# STATED TASK
Pull out every line below that holds the word "this".

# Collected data
########################################
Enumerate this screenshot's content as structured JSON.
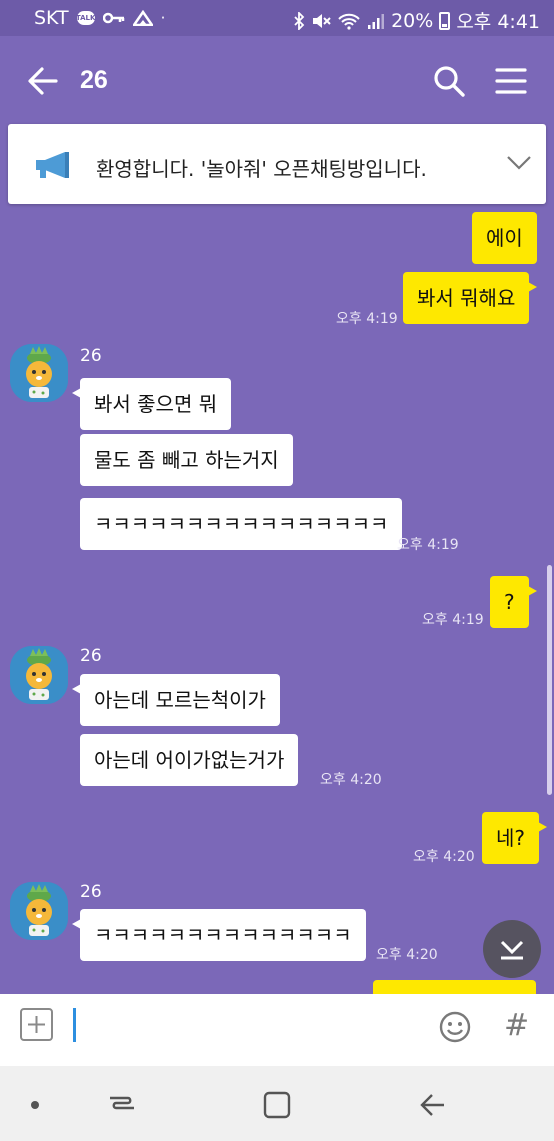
{
  "status_bar": {
    "carrier": "SKT",
    "talk_badge": "TALK",
    "battery": "20%",
    "time": "오후 4:41"
  },
  "header": {
    "title": "26"
  },
  "notice": {
    "text": "환영합니다. '놀아줘' 오픈채팅방입니다."
  },
  "messages": [
    {
      "from": "me",
      "text": "에이"
    },
    {
      "from": "me",
      "text": "봐서 뭐해요",
      "time": "오후 4:19"
    },
    {
      "from": "other",
      "sender": "26",
      "text": "봐서 좋으면 뭐"
    },
    {
      "from": "other",
      "text": "물도 좀 빼고 하는거지"
    },
    {
      "from": "other",
      "text": "ㅋㅋㅋㅋㅋㅋㅋㅋㅋㅋㅋㅋㅋㅋㅋㅋ",
      "time": "오후 4:19"
    },
    {
      "from": "me",
      "text": "?",
      "time": "오후 4:19"
    },
    {
      "from": "other",
      "sender": "26",
      "text": "아는데 모르는척이가"
    },
    {
      "from": "other",
      "text": "아는데 어이가없는거가",
      "time": "오후 4:20"
    },
    {
      "from": "me",
      "text": "네?",
      "time": "오후 4:20"
    },
    {
      "from": "other",
      "sender": "26",
      "text": "ㅋㅋㅋㅋㅋㅋㅋㅋㅋㅋㅋㅋㅋㅋ",
      "time": "오후 4:20"
    }
  ],
  "icons": {
    "back": "arrow-left-icon",
    "search": "search-icon",
    "menu": "hamburger-menu-icon",
    "notice": "megaphone-icon",
    "expand": "chevron-down-icon",
    "scroll_down": "scroll-to-bottom-icon",
    "attach": "plus-square-icon",
    "emoticon": "smiley-icon",
    "hashtag": "hash-icon"
  },
  "input": {
    "hash_symbol": "#"
  },
  "colors": {
    "chat_background": "#7b68b8",
    "my_bubble": "#fee800",
    "other_bubble": "#ffffff"
  }
}
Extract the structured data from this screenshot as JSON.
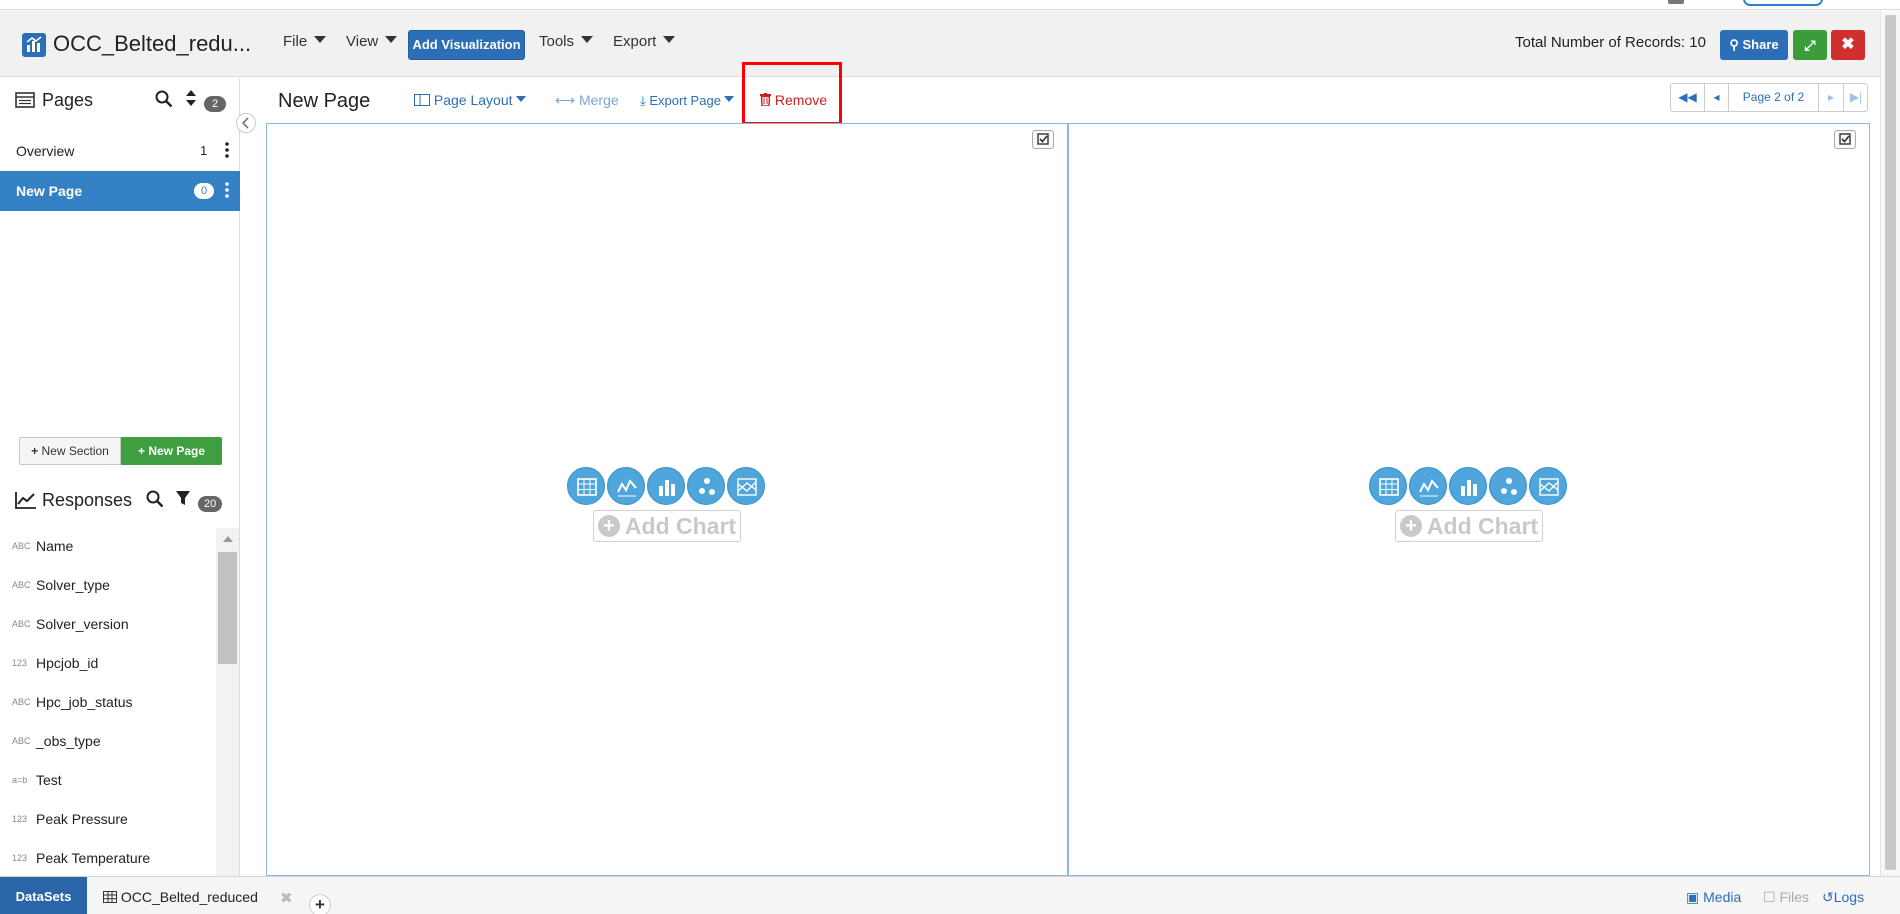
########################################
# THE OUTPUT
Enumerate this screenshot's content as structured JSON.
Extract the structured data from this screenshot as JSON.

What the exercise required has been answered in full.